Find the string "marker" in the data, then copy every line where it is found.

>> Begin

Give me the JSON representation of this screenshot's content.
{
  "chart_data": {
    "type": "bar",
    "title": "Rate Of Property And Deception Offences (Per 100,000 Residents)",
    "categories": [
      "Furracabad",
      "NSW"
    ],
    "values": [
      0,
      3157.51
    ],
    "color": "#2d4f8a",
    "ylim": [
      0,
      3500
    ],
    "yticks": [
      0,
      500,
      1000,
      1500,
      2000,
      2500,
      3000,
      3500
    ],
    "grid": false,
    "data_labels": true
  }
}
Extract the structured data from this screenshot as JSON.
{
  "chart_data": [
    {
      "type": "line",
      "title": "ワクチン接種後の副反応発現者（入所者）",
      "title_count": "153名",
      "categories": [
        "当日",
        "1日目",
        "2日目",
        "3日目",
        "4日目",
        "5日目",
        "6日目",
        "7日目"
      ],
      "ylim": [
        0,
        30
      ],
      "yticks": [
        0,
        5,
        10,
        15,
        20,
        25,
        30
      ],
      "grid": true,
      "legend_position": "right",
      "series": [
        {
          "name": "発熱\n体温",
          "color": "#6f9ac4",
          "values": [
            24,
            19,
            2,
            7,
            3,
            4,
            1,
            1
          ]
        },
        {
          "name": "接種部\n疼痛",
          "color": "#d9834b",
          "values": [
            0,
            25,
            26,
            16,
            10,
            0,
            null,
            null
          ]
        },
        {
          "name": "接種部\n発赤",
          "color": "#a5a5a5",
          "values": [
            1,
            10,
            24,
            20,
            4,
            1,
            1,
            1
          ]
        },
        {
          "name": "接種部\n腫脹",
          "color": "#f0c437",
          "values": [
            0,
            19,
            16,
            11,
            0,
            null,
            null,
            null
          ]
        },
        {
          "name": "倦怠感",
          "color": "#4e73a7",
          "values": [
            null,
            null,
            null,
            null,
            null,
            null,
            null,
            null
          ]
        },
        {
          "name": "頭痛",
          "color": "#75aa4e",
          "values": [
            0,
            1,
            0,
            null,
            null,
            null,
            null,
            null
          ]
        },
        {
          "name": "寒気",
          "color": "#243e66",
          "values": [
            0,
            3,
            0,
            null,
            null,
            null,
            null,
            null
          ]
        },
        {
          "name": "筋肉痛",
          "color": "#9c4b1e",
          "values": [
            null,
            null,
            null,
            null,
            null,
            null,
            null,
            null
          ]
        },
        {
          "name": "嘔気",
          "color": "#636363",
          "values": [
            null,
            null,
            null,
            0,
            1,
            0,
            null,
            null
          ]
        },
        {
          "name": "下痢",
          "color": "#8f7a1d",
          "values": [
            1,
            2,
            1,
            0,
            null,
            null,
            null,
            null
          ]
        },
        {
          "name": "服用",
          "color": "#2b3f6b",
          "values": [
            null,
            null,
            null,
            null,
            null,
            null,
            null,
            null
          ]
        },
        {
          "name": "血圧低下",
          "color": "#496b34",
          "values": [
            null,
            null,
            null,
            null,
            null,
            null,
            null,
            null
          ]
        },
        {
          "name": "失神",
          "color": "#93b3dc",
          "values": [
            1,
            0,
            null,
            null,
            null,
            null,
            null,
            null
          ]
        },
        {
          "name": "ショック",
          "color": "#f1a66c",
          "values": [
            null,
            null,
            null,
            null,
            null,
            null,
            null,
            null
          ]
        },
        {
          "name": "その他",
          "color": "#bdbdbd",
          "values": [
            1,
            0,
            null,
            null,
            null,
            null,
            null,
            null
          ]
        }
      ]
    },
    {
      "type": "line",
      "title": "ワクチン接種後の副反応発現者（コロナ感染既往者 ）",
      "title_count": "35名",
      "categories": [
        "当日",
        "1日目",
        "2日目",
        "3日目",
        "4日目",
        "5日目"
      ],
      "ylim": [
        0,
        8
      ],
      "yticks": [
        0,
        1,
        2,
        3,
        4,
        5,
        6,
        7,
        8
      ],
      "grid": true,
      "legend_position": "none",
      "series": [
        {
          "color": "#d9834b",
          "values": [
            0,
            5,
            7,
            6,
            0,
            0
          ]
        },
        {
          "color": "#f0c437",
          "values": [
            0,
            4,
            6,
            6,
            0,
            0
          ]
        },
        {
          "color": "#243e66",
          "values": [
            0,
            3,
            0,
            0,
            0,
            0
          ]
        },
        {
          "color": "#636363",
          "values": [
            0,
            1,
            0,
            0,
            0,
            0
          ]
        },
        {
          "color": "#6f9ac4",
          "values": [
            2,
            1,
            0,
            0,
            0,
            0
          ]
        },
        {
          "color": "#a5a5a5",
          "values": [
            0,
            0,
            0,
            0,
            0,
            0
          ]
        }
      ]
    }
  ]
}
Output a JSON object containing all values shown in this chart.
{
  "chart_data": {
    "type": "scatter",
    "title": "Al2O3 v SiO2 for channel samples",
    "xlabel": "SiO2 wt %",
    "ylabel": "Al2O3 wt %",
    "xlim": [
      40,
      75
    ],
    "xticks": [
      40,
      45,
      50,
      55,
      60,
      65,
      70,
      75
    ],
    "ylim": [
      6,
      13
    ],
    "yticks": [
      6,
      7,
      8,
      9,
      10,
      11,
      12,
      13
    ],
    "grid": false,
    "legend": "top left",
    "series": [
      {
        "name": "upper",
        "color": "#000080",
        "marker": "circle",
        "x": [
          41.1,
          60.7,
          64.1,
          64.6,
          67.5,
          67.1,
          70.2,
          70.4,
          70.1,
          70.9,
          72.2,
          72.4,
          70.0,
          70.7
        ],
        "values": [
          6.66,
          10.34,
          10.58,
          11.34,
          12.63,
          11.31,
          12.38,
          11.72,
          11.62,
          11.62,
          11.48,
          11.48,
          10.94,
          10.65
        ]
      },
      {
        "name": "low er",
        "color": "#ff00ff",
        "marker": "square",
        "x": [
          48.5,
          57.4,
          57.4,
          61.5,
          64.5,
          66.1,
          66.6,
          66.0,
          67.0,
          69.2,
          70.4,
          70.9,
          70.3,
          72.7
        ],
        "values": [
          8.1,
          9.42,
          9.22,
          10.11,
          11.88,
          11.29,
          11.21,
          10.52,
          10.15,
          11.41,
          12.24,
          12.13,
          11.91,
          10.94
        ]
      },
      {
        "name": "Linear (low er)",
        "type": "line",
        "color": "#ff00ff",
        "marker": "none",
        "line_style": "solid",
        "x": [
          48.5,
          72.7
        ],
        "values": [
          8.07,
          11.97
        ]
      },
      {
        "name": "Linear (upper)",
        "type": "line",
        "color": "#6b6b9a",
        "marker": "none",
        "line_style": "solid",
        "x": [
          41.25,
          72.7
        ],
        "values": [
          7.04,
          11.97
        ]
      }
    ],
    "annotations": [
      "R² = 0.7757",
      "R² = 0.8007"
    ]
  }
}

>> End

Reply to the exercise »
        "marker": "circle",
        "marker": "square",
        "marker": "none",
        "marker": "none",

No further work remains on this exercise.